## Exercise task
Copy out each line of the material in which the word "JSON" appears.

## Entries shown
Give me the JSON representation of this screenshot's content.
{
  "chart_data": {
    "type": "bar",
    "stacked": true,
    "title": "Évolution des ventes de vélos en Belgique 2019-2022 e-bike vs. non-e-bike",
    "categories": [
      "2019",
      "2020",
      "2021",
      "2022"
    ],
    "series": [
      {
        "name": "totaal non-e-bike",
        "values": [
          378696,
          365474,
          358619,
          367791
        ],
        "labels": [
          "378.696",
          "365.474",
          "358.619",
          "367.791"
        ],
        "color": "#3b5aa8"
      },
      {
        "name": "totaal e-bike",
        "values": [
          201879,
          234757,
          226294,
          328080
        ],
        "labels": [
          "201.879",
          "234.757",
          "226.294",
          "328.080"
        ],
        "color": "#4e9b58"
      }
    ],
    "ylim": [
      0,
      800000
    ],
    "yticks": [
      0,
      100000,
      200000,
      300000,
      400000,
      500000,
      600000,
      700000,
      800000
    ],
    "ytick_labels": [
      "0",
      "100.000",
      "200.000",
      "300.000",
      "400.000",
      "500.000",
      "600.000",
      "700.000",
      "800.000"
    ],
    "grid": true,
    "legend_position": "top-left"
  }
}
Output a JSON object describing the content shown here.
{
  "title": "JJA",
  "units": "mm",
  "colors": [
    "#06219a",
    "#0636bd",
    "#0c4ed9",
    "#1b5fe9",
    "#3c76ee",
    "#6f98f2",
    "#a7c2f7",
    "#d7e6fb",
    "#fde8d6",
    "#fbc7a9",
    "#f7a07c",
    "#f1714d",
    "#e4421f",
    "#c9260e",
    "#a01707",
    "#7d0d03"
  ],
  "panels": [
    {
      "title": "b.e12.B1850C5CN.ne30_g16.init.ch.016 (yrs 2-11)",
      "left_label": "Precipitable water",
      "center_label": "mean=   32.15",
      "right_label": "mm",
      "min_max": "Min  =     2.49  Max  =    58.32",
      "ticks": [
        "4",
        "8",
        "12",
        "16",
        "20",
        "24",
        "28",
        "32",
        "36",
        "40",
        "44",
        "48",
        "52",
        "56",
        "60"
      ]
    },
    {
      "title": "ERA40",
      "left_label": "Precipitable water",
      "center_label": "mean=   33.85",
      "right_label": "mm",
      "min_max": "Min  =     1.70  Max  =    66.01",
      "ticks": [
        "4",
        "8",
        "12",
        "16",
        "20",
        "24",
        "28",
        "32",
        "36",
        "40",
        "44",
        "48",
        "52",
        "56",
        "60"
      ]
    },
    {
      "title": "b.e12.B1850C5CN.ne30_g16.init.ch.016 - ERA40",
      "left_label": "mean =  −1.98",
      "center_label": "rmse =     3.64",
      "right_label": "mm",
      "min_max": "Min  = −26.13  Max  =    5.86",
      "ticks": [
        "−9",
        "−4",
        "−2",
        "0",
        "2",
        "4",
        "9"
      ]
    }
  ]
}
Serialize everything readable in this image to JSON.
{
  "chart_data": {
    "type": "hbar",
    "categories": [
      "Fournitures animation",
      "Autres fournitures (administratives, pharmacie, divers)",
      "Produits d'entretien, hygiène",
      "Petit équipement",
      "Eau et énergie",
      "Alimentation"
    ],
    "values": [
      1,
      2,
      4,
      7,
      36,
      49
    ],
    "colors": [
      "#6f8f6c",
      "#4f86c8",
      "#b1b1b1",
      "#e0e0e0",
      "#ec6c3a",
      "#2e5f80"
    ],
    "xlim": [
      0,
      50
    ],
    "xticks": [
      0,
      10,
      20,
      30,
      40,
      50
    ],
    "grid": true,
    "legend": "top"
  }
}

## Answer
Give me the JSON representation of this screenshot's content.
Output a JSON object describing the content shown here.
Serialize everything readable in this image to JSON.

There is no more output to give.